**WHAT IS ASKED:** Work out how many lines hold the string "highlight". The answer is a single number, nothing more.
— START OF INFORMATION SHOWN —
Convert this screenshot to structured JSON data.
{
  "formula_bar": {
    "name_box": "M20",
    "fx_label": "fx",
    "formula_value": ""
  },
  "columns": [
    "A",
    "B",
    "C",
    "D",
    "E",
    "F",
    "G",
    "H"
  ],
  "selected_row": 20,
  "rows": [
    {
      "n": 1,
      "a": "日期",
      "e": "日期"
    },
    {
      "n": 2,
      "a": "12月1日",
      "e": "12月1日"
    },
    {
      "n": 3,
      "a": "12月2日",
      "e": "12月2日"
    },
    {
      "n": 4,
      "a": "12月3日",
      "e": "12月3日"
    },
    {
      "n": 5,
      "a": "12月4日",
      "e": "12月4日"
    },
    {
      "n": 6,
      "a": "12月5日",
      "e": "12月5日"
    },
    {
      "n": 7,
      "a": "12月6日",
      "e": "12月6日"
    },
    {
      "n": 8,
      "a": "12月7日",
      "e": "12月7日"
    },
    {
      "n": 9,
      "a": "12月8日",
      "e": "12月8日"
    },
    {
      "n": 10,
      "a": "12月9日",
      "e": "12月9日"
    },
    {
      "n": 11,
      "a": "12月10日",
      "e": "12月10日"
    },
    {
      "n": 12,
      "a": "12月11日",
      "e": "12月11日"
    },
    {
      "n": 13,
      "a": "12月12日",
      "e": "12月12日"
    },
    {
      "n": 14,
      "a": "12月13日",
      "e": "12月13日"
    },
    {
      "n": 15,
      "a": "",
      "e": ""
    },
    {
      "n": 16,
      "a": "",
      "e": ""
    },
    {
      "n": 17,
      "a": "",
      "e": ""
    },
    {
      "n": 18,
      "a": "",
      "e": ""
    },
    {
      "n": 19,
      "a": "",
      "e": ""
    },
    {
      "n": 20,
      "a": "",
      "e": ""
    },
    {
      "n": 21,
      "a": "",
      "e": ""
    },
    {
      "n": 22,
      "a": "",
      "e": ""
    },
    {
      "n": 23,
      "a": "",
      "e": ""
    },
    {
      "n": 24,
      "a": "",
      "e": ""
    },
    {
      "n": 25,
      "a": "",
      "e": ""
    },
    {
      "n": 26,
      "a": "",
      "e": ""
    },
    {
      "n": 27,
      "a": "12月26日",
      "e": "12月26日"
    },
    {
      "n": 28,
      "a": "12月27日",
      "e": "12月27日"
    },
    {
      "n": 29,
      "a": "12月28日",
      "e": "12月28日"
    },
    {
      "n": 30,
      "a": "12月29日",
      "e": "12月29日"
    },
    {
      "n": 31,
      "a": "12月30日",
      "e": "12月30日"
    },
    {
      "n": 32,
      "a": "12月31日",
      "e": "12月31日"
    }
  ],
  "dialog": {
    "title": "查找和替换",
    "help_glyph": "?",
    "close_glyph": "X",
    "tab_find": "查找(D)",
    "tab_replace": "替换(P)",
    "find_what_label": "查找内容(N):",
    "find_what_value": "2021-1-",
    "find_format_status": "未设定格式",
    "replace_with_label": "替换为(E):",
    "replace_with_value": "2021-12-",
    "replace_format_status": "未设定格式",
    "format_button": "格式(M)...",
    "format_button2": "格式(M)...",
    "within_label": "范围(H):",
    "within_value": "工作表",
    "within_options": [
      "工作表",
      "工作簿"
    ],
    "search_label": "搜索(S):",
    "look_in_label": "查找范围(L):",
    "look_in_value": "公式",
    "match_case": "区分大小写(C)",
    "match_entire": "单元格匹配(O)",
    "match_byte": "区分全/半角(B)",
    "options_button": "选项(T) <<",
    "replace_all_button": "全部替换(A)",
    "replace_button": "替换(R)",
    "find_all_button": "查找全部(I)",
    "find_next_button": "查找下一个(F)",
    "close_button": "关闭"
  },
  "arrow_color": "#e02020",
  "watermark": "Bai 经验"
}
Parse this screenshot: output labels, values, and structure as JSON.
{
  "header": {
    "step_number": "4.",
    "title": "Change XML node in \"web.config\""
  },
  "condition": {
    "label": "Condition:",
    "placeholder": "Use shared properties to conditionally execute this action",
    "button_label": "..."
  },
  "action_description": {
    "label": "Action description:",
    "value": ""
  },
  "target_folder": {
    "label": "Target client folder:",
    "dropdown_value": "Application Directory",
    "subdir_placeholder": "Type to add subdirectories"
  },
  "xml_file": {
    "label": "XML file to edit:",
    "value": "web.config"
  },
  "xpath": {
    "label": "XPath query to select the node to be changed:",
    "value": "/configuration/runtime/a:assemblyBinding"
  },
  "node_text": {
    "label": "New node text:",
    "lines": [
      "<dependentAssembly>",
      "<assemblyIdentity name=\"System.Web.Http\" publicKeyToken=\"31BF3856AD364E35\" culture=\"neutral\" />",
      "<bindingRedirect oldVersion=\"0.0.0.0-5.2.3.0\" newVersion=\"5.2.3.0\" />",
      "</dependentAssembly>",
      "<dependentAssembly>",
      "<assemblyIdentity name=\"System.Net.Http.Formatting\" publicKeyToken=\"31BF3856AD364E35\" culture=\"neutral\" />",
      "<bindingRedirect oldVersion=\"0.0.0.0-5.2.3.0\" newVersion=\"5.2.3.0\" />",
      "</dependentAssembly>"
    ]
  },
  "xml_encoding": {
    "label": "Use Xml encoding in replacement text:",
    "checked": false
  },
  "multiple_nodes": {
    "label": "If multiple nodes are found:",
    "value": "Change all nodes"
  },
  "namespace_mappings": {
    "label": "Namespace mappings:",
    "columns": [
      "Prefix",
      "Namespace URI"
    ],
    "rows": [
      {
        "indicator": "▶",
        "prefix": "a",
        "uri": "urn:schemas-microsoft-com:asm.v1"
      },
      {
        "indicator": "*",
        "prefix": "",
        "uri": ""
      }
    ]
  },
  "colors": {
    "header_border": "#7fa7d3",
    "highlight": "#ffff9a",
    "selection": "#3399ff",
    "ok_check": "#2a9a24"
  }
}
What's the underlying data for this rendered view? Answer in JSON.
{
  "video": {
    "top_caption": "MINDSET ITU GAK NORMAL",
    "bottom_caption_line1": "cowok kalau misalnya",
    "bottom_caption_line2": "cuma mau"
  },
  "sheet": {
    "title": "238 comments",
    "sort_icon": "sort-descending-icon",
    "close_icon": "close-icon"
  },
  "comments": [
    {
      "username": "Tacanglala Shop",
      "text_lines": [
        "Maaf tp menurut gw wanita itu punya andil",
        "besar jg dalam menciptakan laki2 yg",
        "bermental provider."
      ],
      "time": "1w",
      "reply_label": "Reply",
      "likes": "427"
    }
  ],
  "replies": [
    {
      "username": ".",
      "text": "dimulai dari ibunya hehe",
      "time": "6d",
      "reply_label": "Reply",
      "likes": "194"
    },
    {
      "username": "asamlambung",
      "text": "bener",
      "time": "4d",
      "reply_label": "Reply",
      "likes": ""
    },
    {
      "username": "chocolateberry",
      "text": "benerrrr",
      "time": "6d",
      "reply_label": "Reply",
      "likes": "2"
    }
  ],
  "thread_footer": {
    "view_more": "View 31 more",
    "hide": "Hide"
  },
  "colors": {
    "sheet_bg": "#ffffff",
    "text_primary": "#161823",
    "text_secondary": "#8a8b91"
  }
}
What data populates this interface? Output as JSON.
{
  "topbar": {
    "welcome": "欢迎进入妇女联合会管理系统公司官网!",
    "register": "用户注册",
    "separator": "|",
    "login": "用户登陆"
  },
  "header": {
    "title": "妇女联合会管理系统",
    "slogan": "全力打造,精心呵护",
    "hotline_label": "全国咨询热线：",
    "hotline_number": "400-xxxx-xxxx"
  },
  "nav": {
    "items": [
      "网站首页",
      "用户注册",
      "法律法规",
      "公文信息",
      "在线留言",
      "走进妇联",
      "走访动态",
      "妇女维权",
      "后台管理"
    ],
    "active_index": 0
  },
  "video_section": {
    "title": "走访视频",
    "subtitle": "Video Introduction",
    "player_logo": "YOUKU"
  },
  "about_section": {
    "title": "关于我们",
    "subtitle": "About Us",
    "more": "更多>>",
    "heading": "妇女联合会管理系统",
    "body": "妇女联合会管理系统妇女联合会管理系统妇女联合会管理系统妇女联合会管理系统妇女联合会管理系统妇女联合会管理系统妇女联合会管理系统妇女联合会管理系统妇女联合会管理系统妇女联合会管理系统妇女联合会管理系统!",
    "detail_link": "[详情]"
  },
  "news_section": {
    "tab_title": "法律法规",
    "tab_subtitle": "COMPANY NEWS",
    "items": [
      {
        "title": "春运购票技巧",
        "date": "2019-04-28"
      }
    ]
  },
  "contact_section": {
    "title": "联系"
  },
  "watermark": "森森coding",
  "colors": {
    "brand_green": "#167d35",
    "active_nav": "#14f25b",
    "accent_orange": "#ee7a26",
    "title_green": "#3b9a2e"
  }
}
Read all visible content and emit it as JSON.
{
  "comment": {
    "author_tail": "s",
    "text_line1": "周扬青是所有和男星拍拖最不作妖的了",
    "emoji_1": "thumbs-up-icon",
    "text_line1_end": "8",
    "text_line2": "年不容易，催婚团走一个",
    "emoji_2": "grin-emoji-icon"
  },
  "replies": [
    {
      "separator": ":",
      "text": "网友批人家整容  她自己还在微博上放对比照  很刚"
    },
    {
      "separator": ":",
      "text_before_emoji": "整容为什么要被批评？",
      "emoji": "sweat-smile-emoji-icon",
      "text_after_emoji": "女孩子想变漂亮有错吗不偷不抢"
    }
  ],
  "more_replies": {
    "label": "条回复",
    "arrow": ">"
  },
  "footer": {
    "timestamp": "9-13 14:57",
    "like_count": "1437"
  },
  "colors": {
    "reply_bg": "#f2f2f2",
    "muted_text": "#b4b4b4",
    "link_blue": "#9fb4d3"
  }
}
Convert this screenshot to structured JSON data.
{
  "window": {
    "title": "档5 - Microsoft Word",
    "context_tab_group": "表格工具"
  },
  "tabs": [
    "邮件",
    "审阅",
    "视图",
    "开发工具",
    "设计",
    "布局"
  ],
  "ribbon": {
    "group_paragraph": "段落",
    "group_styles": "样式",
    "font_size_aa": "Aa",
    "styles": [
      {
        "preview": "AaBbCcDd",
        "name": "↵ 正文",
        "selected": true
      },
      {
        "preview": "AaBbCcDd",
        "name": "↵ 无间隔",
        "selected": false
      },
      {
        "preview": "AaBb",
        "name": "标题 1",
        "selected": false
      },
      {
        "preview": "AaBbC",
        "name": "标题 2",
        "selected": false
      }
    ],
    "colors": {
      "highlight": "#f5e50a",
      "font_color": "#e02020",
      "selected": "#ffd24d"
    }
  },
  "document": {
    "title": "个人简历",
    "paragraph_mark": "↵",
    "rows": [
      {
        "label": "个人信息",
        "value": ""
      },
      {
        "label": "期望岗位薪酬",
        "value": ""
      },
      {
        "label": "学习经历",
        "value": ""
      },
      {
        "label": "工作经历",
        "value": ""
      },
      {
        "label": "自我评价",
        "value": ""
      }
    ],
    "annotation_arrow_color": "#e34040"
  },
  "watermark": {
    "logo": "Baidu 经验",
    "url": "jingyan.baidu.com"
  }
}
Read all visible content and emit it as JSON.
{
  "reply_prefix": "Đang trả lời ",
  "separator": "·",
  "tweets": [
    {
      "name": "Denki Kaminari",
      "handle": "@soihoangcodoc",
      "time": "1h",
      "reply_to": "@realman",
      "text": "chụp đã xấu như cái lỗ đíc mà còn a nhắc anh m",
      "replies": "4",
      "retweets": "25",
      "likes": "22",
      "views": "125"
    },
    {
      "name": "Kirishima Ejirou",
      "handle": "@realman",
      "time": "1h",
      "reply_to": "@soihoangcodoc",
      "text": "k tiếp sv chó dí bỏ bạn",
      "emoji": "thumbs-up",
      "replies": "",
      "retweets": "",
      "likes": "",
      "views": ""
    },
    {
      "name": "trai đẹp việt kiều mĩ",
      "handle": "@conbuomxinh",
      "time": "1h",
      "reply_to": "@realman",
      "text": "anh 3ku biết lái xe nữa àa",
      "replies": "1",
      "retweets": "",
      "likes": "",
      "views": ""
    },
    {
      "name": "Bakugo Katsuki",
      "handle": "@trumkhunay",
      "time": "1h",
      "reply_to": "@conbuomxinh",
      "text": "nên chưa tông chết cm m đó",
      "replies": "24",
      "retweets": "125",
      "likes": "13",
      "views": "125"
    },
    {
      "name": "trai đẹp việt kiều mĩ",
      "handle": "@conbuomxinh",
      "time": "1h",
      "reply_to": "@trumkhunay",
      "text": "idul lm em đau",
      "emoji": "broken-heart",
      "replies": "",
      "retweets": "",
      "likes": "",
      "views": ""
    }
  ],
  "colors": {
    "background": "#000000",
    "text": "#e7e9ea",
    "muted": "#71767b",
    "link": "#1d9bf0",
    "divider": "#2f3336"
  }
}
— END OF INFORMATION SHOWN —
**ANSWER IN FULL:** 2